Exercise brief: Check every line below for the word "coefficient" and copy each one that has it.

Task inputs:
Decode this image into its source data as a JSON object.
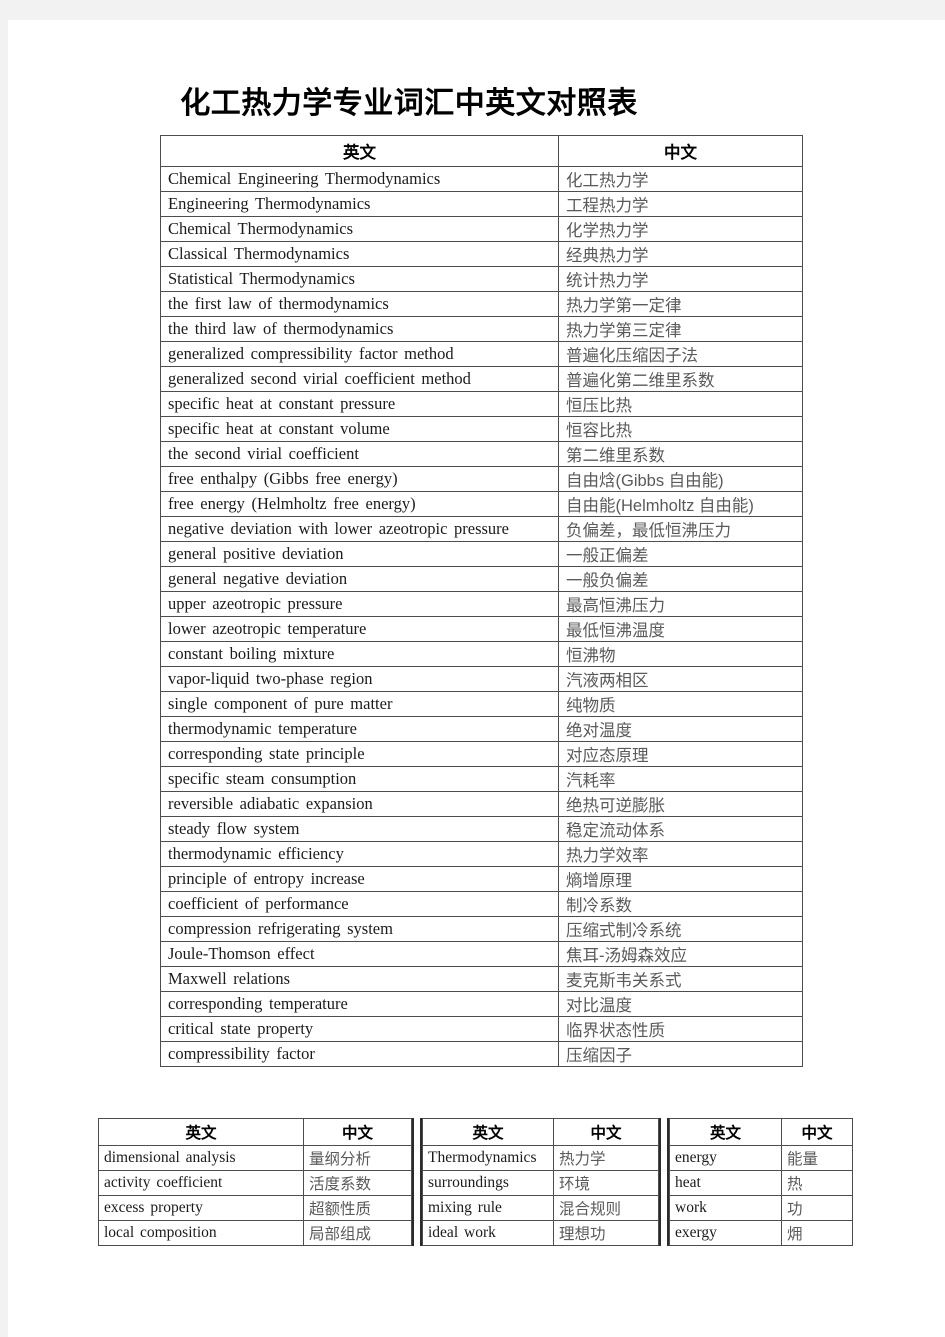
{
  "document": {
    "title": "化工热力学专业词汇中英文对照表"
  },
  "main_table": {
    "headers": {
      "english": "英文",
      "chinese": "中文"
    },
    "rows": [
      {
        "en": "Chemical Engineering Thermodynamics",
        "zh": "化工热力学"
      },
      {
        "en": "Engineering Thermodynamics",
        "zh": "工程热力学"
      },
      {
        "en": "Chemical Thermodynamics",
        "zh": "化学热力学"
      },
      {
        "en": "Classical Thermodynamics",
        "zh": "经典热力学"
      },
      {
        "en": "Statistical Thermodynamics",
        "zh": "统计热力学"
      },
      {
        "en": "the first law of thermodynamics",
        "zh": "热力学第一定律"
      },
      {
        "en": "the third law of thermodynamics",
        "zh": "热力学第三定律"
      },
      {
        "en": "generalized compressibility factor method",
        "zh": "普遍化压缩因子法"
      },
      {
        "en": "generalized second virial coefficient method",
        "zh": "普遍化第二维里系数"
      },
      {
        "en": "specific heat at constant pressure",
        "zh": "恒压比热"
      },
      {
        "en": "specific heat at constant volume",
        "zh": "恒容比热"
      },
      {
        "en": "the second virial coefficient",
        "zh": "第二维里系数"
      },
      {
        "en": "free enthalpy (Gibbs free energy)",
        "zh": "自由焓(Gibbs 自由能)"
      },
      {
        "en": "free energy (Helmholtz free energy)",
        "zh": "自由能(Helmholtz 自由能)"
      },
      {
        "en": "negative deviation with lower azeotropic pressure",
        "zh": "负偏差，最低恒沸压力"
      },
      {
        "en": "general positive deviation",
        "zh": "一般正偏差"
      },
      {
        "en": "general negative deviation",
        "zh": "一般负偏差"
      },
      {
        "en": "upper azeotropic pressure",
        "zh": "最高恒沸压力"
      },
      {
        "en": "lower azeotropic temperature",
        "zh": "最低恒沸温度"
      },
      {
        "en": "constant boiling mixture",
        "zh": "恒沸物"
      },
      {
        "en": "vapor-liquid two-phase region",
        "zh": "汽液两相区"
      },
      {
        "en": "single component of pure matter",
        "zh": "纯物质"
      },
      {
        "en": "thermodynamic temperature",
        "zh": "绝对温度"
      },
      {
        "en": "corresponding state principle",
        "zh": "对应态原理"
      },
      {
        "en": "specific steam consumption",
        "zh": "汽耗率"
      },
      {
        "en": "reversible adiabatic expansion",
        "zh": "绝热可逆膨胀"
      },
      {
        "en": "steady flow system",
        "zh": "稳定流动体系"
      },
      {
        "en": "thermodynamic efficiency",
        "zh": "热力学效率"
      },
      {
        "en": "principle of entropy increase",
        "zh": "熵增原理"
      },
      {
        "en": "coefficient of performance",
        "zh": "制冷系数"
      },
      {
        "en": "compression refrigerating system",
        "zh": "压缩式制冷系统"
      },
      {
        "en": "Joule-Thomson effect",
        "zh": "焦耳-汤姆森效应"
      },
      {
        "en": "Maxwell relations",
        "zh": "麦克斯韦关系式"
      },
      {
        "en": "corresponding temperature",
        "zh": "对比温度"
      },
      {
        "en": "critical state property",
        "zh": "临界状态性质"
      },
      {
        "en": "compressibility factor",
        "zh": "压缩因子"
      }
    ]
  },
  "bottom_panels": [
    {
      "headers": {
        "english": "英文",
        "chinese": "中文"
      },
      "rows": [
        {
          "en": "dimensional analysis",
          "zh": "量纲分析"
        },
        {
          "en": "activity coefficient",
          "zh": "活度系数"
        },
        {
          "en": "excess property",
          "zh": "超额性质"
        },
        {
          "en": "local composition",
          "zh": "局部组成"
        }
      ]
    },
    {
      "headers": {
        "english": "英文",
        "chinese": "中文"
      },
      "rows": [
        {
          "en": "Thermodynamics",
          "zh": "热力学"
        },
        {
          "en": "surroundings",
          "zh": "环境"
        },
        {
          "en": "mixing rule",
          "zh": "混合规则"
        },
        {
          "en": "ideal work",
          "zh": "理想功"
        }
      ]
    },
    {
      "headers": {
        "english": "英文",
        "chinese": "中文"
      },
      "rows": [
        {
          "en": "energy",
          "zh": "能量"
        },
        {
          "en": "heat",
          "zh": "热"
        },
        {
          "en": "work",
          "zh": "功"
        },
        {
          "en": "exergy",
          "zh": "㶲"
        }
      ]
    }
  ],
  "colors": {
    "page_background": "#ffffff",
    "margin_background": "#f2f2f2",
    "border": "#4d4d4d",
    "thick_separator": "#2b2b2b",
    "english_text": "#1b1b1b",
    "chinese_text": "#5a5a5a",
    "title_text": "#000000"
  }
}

* * *

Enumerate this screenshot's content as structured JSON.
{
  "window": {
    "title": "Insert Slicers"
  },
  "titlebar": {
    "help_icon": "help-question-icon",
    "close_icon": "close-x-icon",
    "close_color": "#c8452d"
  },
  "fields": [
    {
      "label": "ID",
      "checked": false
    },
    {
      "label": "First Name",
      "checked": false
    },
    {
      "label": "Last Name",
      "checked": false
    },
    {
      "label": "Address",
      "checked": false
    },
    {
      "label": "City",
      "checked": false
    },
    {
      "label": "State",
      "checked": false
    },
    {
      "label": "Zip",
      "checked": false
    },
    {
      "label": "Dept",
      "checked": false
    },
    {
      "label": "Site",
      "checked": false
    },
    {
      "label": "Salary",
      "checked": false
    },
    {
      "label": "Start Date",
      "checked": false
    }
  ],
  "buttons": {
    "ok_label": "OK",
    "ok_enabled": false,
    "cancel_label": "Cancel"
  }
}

Solution to the problem:
        "en": "generalized second virial coefficient method",
        "en": "the second virial coefficient",
        "en": "coefficient of performance",
          "en": "activity coefficient",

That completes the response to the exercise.